→ **EXERCISE INPUTS**:
_ _ _ _
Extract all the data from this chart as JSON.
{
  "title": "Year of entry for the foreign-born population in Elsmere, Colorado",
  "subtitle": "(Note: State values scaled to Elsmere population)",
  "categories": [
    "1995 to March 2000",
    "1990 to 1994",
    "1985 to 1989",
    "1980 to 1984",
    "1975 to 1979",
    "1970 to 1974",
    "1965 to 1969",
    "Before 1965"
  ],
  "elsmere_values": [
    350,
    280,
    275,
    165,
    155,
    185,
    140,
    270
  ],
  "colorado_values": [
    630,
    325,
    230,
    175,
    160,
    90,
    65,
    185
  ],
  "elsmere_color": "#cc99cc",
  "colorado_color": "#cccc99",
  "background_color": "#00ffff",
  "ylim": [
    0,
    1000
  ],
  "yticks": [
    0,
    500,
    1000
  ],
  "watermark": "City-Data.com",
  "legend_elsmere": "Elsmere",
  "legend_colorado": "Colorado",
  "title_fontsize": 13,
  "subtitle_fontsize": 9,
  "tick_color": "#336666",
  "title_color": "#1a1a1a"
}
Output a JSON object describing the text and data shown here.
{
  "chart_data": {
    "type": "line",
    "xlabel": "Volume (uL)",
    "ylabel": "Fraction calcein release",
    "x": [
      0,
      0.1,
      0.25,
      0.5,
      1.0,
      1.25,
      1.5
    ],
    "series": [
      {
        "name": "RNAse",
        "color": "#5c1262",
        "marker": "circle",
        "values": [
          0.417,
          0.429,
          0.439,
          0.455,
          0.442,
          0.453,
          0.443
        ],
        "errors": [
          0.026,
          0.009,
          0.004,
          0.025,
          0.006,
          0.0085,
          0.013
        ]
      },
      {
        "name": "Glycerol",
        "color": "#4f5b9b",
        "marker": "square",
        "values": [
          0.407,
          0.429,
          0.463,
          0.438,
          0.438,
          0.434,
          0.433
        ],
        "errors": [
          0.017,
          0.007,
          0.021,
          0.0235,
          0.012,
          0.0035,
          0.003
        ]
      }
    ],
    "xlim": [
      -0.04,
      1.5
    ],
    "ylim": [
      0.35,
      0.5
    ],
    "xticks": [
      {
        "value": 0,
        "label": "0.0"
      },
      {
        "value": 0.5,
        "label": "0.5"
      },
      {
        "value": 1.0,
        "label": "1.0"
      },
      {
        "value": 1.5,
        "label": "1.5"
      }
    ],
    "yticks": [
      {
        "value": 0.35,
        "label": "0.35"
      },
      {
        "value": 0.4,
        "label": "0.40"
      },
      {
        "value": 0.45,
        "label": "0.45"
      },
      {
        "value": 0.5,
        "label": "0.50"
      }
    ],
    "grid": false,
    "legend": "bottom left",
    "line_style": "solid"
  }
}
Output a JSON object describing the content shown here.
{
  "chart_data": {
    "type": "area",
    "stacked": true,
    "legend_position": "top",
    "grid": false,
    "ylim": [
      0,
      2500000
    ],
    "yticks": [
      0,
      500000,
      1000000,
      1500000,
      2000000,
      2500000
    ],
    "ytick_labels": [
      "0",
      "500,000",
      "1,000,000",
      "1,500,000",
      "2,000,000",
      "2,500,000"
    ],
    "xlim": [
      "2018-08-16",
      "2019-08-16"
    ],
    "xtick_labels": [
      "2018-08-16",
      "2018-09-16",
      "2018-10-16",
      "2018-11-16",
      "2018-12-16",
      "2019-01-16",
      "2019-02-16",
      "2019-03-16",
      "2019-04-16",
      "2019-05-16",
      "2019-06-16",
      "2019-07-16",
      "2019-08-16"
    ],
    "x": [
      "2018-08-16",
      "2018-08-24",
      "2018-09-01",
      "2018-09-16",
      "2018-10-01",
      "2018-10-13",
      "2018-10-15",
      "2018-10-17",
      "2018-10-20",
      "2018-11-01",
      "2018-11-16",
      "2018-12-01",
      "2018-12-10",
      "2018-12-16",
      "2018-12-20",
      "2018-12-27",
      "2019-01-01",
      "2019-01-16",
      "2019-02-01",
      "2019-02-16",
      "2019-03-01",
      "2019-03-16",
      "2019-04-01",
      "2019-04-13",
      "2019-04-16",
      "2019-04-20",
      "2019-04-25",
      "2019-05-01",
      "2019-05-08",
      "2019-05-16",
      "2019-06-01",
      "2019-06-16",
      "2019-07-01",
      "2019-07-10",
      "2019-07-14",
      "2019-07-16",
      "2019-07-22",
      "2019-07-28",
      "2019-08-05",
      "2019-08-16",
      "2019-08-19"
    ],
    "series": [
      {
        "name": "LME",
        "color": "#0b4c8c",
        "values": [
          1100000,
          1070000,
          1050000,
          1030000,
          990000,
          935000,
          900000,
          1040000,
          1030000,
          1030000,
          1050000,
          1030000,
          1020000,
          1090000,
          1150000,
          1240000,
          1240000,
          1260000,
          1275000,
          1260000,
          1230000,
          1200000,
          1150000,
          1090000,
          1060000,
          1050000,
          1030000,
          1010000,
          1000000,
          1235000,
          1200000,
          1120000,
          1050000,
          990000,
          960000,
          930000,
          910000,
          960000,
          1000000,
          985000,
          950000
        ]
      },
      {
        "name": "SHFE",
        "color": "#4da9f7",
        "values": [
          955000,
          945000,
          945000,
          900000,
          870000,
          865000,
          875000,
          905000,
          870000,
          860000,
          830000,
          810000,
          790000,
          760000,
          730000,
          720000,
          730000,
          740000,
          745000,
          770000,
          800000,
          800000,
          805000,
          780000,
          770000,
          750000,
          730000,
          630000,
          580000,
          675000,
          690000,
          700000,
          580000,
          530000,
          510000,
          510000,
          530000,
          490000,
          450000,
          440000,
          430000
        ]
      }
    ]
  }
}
_ _ _ _
→ **DIRECTION**: Return each line of the data that contains the string "population".

→ **THE RESULT**:
  "title": "Year of entry for the foreign-born population in Elsmere, Colorado",
  "subtitle": "(Note: State values scaled to Elsmere population)",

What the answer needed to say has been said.